Give only the number of lines that include the string "equations".
■ ■ ■ ■
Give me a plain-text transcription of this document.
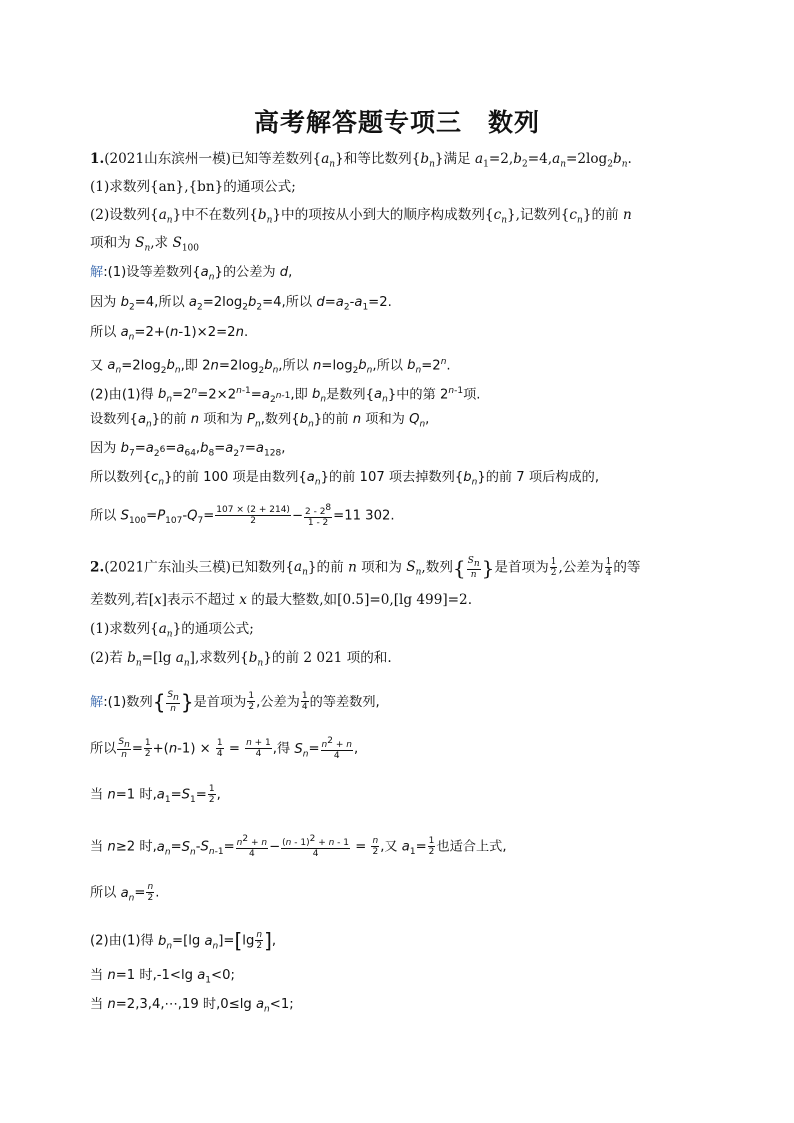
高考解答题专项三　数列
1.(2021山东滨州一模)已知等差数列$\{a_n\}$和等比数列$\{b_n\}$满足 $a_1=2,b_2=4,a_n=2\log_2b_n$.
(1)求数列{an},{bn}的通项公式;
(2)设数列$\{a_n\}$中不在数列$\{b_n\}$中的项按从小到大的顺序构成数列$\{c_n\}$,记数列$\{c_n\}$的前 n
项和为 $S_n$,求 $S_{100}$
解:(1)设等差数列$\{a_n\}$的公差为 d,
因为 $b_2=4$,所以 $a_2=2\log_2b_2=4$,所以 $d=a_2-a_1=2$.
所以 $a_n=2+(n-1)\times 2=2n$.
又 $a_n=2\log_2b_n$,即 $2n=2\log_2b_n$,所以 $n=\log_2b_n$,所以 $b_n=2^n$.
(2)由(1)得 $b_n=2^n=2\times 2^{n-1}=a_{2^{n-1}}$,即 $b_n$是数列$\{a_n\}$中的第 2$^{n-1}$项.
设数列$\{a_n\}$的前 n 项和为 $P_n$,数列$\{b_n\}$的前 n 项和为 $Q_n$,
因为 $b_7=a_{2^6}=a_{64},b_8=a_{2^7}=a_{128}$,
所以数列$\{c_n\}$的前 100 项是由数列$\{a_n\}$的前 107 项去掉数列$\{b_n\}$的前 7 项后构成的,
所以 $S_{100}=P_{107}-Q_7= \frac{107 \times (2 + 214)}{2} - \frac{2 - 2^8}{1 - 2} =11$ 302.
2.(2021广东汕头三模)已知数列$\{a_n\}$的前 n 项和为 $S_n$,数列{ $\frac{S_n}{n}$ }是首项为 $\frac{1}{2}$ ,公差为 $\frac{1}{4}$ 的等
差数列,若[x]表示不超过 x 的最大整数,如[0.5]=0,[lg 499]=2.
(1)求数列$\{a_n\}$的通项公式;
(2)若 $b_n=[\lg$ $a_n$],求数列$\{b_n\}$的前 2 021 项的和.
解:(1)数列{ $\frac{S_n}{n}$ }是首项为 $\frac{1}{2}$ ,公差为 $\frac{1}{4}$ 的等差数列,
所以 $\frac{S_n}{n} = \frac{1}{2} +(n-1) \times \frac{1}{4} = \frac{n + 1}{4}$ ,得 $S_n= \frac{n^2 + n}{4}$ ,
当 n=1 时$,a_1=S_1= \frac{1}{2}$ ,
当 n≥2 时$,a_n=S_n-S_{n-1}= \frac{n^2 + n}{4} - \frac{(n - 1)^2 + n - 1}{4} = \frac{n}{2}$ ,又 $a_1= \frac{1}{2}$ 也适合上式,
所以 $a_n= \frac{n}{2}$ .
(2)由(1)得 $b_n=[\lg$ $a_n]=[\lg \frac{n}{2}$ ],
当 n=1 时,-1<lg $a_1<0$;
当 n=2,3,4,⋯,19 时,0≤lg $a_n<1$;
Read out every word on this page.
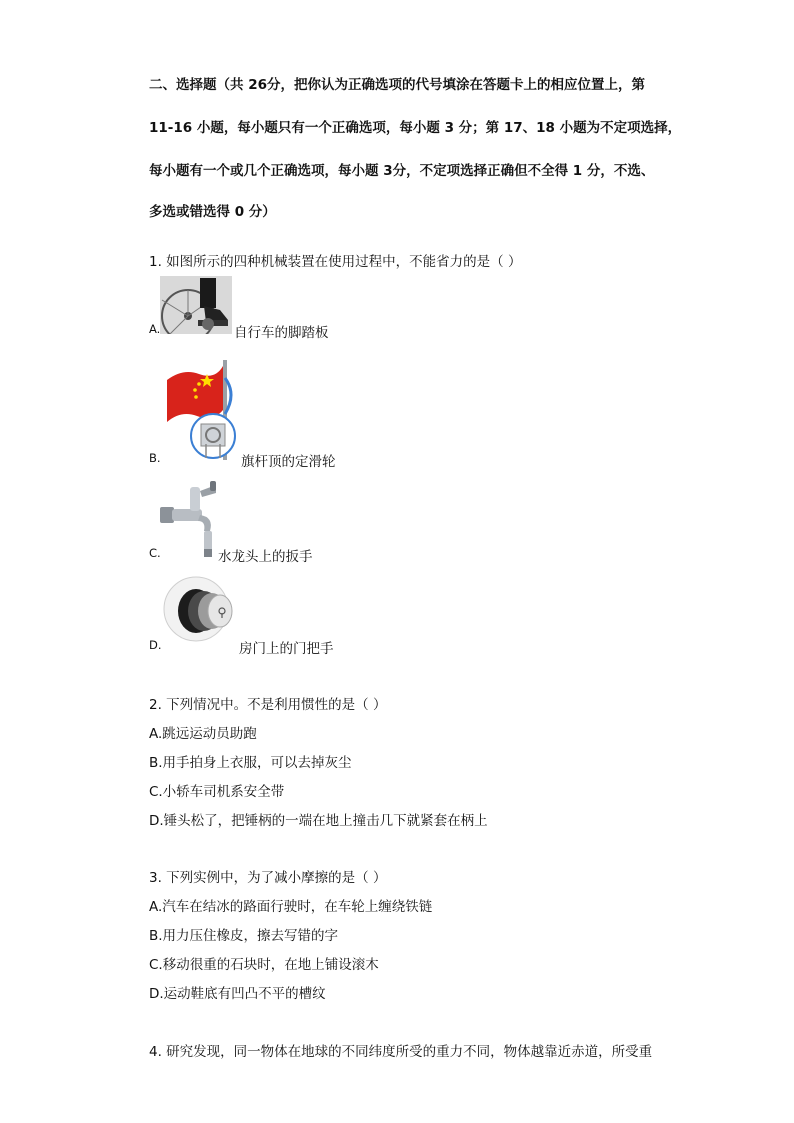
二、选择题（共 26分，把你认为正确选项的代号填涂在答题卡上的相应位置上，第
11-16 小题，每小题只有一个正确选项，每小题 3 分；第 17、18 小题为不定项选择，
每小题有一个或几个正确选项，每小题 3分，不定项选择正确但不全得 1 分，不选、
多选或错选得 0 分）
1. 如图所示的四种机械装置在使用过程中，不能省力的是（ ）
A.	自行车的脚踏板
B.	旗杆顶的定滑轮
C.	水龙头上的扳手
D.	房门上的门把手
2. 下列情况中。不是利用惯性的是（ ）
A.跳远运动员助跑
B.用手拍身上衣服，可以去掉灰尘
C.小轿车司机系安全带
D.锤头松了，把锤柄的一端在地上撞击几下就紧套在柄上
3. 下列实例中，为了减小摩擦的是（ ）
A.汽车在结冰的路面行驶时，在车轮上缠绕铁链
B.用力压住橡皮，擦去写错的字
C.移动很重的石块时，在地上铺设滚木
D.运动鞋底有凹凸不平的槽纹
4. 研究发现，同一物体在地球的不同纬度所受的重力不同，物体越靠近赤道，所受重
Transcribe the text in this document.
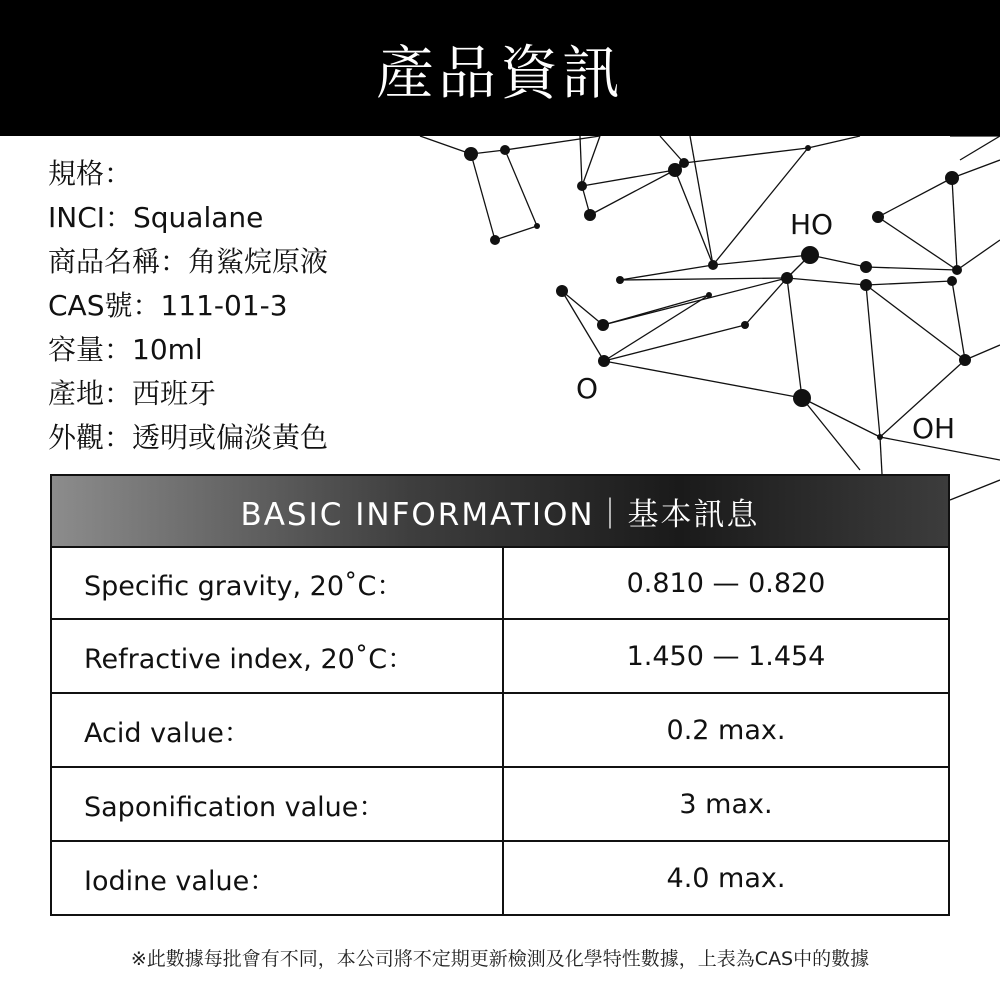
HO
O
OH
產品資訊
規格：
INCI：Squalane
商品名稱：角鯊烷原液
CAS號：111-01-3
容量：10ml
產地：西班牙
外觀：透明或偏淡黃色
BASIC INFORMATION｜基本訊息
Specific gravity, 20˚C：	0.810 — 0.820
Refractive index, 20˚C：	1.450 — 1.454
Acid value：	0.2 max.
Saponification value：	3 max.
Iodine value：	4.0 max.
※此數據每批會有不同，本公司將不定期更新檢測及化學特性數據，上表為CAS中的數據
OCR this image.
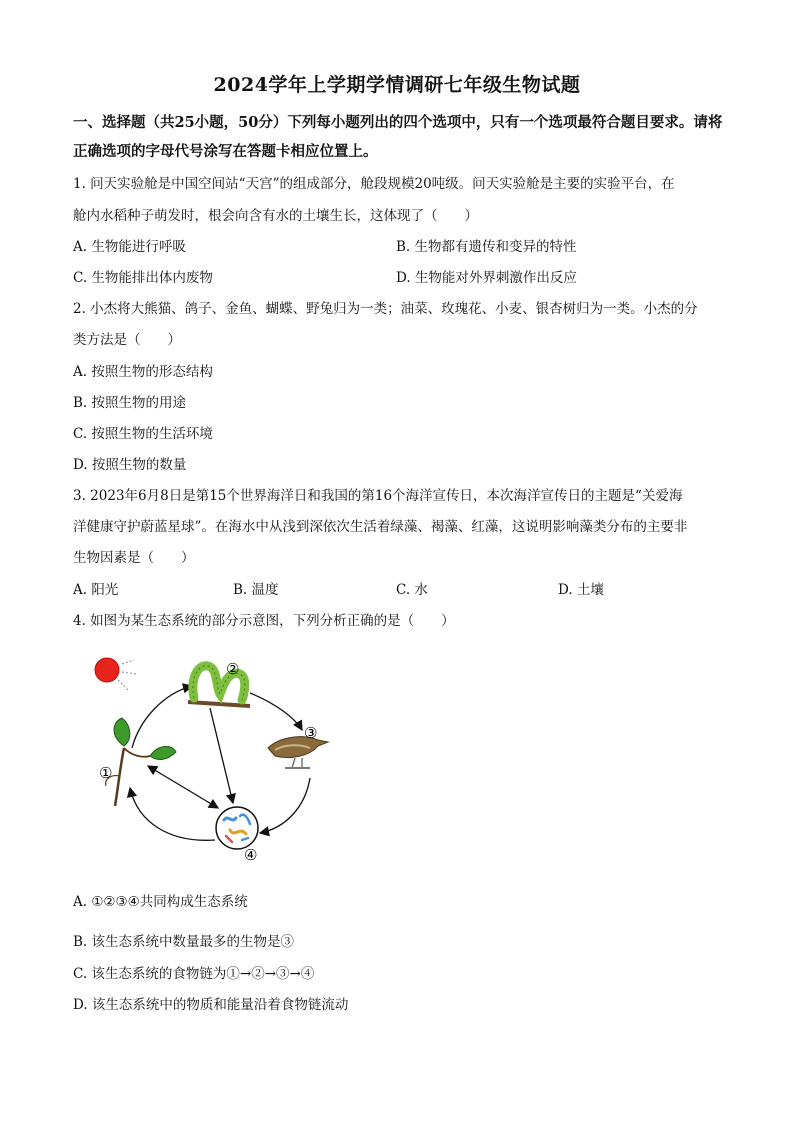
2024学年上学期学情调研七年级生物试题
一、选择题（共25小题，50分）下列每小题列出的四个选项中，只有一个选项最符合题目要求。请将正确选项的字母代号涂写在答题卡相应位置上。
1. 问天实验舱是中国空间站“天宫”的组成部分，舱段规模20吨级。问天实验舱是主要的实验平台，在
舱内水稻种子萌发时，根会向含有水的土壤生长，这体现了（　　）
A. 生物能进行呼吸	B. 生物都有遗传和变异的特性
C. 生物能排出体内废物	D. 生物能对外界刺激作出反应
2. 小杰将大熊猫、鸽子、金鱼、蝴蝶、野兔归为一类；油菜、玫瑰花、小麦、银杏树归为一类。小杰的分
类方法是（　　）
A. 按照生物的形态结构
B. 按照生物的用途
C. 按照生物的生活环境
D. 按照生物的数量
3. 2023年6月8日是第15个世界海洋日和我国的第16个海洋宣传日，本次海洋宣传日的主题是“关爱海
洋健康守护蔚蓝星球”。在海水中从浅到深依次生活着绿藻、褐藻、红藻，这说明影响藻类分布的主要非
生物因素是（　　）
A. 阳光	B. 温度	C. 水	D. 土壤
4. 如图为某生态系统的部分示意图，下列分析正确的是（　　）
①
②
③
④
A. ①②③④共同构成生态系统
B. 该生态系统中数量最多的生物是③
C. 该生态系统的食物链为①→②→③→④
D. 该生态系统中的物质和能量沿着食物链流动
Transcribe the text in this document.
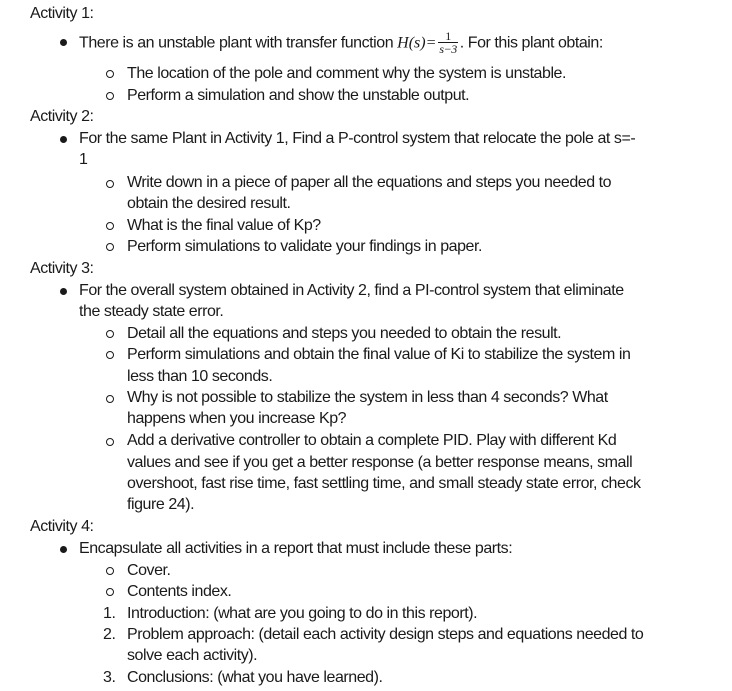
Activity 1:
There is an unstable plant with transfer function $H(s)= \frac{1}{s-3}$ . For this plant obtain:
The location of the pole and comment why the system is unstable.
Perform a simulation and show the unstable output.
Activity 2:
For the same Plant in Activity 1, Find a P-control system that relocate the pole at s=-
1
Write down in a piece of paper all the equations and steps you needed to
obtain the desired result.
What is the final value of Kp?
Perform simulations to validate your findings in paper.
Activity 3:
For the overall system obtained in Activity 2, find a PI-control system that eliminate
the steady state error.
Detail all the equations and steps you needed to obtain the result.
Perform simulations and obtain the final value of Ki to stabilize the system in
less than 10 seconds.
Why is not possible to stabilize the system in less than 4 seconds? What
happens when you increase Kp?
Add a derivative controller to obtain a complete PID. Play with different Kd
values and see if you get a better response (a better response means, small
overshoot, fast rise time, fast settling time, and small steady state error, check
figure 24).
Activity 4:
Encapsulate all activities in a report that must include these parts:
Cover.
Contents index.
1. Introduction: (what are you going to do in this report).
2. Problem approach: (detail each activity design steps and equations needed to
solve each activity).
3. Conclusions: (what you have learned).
■ ■ ■ ■
■ SOLUTION TO THIS PROBLEM: 3